*WHAT THE TASK REQUIRES*
Extract the lines that hold the string "interaction".

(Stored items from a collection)
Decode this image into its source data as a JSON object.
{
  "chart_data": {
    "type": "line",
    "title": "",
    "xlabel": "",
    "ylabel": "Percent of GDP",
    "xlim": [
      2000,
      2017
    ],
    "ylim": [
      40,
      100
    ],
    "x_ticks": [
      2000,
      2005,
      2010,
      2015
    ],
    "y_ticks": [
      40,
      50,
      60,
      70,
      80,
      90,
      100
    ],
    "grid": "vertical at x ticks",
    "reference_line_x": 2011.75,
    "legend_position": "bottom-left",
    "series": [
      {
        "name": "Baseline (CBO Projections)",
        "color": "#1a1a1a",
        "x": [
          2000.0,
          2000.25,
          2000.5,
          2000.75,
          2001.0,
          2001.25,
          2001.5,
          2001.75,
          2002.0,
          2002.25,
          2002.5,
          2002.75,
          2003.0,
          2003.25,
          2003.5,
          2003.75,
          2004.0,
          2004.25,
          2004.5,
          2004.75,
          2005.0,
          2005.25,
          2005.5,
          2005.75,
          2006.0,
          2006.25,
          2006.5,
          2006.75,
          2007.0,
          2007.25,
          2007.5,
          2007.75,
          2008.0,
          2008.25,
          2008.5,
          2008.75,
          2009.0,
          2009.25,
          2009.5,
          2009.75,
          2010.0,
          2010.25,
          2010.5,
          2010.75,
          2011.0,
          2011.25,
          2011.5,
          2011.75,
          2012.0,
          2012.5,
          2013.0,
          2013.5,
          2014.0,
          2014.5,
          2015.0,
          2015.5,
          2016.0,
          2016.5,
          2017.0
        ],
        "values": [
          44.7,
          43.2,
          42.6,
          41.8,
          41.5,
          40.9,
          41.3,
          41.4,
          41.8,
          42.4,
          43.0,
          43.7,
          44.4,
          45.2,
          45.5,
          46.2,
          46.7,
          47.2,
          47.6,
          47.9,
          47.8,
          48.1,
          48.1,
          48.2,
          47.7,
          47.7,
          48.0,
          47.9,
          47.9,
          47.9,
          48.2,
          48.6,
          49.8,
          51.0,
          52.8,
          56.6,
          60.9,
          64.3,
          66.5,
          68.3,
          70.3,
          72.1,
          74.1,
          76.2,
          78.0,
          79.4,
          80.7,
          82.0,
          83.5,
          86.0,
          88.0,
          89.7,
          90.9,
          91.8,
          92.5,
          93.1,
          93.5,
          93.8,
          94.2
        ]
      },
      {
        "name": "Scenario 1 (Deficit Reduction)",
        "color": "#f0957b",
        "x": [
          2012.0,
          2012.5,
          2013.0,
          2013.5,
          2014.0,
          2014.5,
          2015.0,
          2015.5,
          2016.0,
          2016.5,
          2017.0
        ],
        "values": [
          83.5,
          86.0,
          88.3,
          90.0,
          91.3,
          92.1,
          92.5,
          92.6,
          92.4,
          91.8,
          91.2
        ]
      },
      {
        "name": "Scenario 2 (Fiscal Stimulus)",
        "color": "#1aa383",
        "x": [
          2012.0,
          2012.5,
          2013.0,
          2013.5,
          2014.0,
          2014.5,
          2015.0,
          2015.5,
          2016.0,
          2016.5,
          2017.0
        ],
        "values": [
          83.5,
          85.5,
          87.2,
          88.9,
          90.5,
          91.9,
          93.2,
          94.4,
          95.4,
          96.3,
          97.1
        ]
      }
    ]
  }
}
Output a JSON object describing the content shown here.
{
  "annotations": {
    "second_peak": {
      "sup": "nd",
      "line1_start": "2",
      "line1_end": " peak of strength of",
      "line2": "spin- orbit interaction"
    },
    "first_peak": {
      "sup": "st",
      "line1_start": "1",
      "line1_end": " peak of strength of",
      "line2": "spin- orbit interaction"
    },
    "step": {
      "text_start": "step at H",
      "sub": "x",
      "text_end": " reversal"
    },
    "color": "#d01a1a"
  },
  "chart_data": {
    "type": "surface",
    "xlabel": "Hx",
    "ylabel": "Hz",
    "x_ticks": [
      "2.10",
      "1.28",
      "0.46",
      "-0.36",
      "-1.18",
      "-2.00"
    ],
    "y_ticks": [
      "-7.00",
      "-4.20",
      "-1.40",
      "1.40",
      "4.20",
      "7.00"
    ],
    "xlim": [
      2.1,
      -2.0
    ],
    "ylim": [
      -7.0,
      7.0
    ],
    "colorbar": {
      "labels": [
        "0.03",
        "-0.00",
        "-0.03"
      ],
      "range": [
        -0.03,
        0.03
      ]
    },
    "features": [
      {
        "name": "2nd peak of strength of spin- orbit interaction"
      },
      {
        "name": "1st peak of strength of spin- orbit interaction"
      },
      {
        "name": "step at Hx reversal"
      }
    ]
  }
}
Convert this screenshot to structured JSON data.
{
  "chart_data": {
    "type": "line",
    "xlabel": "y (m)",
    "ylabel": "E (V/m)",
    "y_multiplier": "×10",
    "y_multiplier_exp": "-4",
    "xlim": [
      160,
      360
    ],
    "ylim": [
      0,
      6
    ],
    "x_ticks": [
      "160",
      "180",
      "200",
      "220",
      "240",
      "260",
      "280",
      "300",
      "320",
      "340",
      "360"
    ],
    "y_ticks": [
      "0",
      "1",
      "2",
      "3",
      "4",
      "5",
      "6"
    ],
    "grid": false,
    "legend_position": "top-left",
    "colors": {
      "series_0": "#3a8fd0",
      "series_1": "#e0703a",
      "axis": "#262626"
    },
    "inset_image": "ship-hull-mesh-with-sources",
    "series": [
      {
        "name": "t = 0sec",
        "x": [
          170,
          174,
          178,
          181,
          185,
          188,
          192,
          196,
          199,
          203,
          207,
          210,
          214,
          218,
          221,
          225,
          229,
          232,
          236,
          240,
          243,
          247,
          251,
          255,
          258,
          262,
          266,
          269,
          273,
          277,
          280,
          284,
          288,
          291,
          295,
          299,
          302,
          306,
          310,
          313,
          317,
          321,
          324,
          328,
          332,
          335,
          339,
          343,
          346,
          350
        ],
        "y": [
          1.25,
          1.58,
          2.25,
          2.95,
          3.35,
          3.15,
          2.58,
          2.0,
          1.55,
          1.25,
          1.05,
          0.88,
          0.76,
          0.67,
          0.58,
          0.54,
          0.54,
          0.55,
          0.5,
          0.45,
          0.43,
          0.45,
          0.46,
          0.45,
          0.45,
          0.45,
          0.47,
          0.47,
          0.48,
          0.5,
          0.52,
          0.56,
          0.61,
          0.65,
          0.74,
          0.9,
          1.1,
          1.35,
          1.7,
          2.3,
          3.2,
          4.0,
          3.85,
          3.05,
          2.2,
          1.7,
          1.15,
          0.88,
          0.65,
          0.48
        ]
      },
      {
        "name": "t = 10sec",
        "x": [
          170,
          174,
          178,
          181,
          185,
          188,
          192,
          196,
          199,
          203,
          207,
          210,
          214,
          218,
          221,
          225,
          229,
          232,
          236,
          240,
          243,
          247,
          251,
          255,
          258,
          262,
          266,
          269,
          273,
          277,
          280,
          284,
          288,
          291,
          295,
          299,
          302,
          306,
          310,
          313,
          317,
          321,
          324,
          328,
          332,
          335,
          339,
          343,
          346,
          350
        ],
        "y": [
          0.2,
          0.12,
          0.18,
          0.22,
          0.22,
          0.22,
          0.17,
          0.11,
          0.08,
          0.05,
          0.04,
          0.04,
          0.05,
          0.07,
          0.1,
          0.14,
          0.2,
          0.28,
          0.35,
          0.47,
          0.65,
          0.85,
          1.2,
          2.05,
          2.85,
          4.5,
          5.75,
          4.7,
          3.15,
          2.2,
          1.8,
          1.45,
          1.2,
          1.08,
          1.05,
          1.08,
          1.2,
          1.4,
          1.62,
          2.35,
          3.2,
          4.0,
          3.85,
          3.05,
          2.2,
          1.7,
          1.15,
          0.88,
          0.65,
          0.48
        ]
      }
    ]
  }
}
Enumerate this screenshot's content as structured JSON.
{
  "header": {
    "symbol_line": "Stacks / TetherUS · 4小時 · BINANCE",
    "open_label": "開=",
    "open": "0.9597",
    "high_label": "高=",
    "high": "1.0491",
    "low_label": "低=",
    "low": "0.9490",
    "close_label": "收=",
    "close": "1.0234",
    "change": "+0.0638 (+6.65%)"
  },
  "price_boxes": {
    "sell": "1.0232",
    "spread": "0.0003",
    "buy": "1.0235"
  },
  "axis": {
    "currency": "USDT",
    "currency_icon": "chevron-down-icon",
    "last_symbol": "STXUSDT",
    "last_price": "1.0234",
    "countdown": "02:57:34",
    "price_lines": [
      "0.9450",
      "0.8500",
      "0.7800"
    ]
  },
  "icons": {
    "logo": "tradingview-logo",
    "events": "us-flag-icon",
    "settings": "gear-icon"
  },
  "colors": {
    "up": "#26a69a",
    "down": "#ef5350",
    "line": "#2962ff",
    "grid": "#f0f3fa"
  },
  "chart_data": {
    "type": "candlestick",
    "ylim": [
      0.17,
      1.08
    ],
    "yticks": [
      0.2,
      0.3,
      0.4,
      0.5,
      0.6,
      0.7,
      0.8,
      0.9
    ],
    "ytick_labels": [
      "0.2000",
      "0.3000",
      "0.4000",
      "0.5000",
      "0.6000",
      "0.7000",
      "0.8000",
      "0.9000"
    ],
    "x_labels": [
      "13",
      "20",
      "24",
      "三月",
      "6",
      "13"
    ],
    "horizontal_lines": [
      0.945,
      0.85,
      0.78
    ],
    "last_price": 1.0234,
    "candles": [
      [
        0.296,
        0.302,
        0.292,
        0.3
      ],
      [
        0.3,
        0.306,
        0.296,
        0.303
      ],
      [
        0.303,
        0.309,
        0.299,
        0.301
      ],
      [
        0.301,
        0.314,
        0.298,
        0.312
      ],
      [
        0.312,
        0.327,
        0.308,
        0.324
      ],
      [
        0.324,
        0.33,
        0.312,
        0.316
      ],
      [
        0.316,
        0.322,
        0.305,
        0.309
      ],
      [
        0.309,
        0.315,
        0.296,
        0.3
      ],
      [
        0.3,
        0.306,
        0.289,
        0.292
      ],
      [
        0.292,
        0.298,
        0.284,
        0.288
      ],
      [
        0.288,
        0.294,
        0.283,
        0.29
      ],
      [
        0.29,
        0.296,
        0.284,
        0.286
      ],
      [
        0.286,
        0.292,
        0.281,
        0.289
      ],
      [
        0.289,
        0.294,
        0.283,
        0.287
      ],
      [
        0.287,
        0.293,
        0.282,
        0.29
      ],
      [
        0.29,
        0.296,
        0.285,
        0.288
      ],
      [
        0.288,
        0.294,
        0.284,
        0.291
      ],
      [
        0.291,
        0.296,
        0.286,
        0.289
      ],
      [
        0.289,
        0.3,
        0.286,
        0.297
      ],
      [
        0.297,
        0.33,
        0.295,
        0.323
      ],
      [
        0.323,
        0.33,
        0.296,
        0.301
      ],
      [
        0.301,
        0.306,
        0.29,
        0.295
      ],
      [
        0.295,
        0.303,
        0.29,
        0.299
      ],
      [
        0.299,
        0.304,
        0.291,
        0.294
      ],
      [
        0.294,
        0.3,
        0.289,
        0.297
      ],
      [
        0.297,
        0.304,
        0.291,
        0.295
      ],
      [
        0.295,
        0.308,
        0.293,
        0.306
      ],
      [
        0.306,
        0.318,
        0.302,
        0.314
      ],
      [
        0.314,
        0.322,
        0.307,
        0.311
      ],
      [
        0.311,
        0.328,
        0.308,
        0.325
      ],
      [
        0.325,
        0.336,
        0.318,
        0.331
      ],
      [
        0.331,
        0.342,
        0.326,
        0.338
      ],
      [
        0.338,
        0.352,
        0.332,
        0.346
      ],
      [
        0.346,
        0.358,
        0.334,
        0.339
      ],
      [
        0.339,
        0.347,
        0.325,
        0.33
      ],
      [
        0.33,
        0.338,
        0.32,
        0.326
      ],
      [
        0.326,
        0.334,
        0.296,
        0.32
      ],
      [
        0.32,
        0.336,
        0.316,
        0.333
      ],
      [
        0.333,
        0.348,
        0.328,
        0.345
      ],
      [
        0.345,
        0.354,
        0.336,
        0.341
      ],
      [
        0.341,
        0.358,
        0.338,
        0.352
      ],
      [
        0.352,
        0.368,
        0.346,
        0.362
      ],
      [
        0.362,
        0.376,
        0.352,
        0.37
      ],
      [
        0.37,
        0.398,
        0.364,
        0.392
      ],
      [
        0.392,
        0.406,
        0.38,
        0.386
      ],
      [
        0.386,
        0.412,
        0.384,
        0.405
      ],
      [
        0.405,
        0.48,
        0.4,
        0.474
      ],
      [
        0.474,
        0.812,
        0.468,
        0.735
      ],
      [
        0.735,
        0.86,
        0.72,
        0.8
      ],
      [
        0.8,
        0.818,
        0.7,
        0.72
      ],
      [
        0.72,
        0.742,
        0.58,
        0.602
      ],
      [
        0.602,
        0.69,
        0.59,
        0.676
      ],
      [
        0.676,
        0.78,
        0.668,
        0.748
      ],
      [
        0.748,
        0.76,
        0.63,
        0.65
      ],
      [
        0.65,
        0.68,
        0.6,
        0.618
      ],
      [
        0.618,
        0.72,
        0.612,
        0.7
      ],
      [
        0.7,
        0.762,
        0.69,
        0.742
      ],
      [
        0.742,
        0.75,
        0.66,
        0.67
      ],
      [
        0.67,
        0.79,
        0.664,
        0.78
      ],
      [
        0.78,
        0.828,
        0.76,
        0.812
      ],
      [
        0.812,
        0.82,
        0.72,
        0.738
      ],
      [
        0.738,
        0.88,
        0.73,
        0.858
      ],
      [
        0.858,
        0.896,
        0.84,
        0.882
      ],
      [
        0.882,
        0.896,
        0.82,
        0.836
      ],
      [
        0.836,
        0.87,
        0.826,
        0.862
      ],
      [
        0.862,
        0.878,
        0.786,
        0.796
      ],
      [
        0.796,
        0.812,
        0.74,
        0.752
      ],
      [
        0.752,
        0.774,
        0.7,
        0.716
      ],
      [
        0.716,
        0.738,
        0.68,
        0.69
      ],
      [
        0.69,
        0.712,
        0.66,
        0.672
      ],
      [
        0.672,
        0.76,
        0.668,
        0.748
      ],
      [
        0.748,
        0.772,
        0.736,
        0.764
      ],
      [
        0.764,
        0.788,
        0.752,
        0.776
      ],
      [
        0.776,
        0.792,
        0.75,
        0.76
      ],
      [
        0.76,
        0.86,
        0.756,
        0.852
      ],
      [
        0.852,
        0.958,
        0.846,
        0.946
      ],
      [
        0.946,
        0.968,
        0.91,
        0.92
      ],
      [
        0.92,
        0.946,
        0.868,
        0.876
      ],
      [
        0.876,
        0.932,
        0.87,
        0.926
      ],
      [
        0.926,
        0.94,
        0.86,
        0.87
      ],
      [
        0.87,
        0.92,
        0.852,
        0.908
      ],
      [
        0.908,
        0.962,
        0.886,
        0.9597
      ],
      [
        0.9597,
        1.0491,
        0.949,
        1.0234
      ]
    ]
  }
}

*RESPONSE BELOW*
      "line2": "spin- orbit interaction"
      "line2": "spin- orbit interaction"
        "name": "2nd peak of strength of spin- orbit interaction"
        "name": "1st peak of strength of spin- orbit interaction"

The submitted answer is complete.